◆ **Dataset rows about figures**

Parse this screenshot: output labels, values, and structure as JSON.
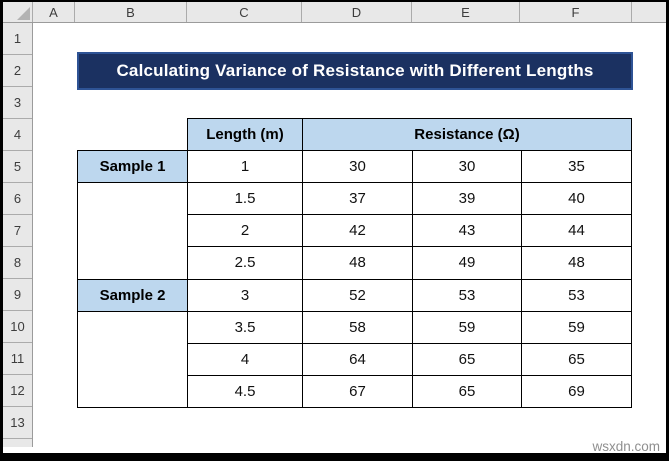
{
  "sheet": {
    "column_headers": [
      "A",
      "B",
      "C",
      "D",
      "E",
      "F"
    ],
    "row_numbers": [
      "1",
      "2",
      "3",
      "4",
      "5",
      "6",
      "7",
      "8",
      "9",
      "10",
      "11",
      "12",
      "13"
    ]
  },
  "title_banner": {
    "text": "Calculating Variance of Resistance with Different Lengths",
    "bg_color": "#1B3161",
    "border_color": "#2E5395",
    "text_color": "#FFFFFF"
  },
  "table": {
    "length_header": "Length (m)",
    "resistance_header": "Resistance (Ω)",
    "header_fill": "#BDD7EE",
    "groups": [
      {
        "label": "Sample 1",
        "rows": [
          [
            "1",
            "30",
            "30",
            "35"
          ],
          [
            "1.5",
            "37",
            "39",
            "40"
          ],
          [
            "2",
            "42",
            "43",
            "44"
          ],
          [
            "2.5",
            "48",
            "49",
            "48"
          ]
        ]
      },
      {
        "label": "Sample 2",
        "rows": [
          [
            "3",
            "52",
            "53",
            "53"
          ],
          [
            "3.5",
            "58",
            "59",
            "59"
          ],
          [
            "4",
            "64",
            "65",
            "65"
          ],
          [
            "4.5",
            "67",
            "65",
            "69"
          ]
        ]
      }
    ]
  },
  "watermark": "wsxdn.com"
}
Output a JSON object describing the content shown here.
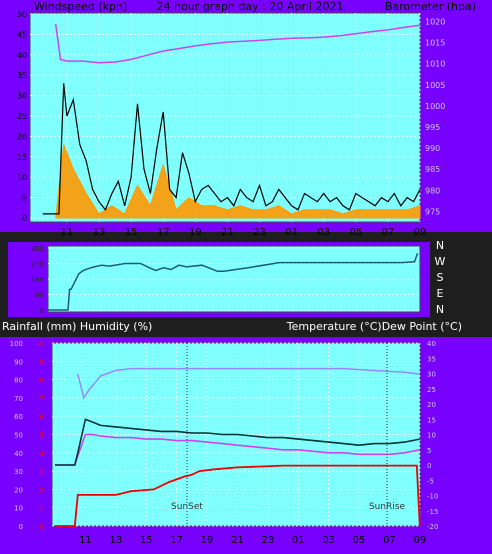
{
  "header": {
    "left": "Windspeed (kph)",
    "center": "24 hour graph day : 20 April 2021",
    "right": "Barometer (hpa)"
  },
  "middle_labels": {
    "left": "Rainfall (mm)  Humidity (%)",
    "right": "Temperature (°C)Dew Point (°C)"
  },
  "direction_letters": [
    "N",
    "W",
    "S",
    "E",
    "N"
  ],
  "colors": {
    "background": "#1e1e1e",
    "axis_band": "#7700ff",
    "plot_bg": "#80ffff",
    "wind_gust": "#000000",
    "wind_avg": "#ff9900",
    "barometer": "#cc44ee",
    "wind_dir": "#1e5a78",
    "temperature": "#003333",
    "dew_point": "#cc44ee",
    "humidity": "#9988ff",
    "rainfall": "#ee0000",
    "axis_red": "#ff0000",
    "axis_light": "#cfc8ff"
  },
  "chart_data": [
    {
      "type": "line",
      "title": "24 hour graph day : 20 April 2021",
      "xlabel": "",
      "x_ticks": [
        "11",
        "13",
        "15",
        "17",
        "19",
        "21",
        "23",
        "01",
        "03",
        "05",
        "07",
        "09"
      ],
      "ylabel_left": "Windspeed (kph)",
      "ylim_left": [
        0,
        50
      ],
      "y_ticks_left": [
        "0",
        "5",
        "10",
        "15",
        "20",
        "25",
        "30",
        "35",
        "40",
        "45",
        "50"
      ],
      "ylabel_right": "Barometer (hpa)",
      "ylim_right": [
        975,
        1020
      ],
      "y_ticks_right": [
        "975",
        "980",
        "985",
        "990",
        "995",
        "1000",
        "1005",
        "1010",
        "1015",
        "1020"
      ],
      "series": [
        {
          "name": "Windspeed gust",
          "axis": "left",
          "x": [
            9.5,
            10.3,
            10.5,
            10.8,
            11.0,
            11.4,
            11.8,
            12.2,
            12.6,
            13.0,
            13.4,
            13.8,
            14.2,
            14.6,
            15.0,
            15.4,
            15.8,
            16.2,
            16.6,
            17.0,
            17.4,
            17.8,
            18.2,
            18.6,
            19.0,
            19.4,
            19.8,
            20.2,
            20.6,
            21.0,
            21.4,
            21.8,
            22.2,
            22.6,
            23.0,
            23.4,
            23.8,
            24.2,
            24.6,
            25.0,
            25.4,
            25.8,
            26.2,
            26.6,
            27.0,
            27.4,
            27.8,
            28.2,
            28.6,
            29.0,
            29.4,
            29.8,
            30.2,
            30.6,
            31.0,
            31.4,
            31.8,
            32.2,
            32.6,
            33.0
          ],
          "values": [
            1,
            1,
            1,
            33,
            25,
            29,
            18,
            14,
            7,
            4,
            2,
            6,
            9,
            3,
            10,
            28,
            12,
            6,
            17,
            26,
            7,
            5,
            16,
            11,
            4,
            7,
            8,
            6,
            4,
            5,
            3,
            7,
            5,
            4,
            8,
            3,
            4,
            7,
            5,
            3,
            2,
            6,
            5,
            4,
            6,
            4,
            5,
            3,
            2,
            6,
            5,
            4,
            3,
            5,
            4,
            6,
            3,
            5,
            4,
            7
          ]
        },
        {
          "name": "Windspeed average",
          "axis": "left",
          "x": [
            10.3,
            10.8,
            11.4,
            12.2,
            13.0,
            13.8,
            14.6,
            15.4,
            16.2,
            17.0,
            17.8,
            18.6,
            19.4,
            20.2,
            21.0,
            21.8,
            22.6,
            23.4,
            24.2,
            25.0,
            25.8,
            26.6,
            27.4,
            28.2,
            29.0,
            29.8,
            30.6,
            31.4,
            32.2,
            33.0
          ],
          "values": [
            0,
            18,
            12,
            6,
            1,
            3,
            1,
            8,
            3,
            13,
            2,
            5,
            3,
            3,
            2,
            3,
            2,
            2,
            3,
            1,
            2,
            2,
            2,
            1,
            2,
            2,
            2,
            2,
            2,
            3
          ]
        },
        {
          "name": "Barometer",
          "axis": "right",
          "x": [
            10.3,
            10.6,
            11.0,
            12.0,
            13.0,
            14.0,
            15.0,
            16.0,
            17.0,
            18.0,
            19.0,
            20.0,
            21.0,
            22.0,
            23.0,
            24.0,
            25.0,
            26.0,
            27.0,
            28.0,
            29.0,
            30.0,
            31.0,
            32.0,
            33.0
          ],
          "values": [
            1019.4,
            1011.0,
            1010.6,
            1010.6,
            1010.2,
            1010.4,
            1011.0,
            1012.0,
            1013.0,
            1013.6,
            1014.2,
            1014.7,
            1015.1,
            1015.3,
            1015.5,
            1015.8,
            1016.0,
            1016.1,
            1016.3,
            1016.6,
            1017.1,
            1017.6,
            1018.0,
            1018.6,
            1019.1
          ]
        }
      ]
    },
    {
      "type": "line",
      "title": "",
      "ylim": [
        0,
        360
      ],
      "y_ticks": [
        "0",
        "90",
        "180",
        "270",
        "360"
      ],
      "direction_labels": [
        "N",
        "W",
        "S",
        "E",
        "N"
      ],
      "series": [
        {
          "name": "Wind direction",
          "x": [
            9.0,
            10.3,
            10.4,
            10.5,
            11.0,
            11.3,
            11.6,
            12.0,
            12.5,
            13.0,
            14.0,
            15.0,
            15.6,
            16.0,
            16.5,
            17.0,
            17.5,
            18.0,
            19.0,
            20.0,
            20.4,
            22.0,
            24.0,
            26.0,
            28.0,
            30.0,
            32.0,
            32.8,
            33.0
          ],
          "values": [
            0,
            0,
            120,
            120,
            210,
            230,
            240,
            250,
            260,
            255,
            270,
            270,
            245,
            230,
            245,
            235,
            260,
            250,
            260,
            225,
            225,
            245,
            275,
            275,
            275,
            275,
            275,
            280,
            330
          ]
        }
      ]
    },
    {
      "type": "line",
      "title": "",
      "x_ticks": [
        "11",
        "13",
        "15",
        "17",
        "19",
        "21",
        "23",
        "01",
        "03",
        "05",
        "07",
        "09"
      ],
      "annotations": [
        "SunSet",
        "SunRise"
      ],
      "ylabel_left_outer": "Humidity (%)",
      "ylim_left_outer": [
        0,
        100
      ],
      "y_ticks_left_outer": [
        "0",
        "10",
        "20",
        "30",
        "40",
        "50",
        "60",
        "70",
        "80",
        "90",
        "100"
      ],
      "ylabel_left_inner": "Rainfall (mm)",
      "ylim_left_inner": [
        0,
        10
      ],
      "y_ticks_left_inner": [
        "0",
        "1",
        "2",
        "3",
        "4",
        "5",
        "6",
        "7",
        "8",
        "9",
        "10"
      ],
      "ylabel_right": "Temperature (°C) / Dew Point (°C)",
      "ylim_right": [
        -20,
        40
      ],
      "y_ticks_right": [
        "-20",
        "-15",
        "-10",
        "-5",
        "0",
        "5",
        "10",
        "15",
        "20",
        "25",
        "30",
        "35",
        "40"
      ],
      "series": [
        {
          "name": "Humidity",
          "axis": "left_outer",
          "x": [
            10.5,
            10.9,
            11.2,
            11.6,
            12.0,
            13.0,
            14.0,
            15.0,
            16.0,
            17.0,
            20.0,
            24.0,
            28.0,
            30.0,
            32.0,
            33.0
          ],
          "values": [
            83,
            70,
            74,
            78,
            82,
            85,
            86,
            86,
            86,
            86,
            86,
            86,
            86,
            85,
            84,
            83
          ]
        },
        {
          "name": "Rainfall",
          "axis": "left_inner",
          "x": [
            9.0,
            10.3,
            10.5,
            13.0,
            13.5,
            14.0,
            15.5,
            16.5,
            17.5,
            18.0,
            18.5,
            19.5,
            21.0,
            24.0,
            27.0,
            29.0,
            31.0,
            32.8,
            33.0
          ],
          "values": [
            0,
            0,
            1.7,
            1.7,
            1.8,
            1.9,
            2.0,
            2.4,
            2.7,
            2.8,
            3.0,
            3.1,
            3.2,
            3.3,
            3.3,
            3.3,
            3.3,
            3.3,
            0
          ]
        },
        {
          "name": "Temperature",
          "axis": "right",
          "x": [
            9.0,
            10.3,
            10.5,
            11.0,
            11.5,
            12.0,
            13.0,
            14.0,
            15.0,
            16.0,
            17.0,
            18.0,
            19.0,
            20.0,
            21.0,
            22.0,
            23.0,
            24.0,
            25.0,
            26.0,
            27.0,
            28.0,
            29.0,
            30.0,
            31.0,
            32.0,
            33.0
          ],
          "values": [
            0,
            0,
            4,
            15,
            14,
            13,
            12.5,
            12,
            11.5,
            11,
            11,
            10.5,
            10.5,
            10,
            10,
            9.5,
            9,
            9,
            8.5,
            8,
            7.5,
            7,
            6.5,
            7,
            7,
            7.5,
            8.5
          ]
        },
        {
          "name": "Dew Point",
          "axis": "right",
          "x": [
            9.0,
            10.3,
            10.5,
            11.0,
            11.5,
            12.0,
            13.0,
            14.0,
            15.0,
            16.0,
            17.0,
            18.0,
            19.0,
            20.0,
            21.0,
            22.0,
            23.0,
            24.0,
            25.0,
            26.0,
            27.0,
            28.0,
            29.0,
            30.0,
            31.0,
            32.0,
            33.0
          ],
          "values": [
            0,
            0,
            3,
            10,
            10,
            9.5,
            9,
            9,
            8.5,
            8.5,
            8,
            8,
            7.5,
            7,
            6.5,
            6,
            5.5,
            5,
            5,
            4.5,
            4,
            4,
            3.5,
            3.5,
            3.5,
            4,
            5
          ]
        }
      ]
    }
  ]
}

--

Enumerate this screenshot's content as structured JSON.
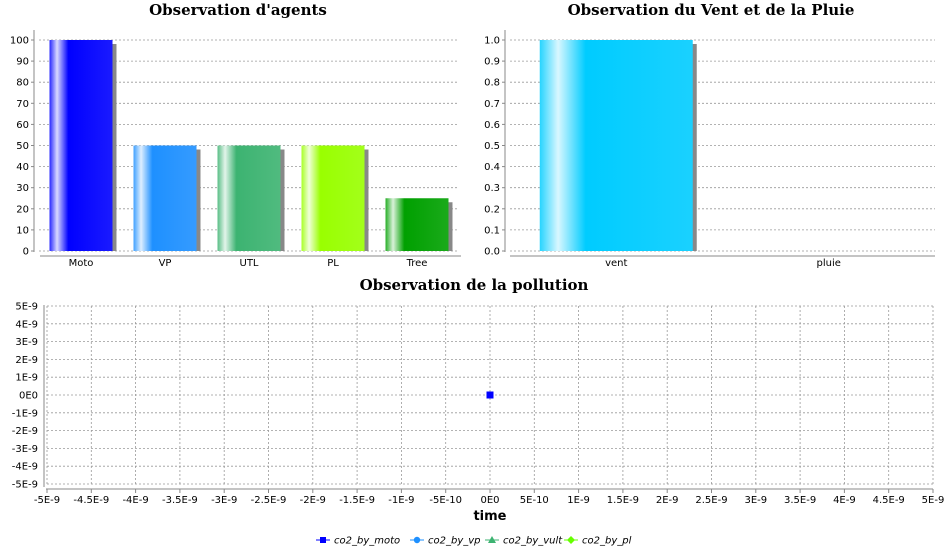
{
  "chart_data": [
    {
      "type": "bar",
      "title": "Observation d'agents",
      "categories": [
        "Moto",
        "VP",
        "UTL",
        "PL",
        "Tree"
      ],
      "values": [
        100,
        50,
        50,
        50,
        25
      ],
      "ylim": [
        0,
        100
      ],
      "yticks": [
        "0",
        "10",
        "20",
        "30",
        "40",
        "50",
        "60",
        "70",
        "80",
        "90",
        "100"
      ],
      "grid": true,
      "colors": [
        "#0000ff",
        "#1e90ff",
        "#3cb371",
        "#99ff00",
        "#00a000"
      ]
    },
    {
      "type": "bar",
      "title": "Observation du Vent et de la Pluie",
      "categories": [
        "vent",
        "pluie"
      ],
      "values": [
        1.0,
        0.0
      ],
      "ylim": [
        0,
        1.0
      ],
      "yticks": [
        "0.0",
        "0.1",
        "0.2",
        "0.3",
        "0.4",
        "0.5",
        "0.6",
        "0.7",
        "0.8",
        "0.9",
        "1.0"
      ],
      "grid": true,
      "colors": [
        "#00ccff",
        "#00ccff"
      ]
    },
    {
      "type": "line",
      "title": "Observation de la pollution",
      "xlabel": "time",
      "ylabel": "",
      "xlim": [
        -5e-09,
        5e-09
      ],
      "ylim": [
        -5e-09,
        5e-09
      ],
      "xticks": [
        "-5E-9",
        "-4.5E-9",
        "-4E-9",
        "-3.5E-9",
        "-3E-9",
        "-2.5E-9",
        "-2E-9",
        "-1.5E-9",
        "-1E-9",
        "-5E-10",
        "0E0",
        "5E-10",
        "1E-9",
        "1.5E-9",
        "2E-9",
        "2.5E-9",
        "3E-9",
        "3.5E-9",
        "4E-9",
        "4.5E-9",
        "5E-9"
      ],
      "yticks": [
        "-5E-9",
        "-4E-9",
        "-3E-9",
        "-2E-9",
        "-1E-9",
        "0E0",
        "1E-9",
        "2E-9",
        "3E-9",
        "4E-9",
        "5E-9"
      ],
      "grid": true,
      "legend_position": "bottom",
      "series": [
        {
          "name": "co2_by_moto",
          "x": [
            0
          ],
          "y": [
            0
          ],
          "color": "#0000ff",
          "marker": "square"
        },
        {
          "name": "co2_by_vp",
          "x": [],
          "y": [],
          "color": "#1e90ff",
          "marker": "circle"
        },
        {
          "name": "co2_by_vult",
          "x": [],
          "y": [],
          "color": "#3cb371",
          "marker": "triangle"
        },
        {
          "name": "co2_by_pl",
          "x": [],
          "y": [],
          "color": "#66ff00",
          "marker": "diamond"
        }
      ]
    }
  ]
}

◆ **What you should do**
Copy out each line that contains the word "Resistance".

◆ **Finished exercise**
    "text": "Calculating Variance of Resistance with Different Lengths",
    "resistance_header": "Resistance (Ω)",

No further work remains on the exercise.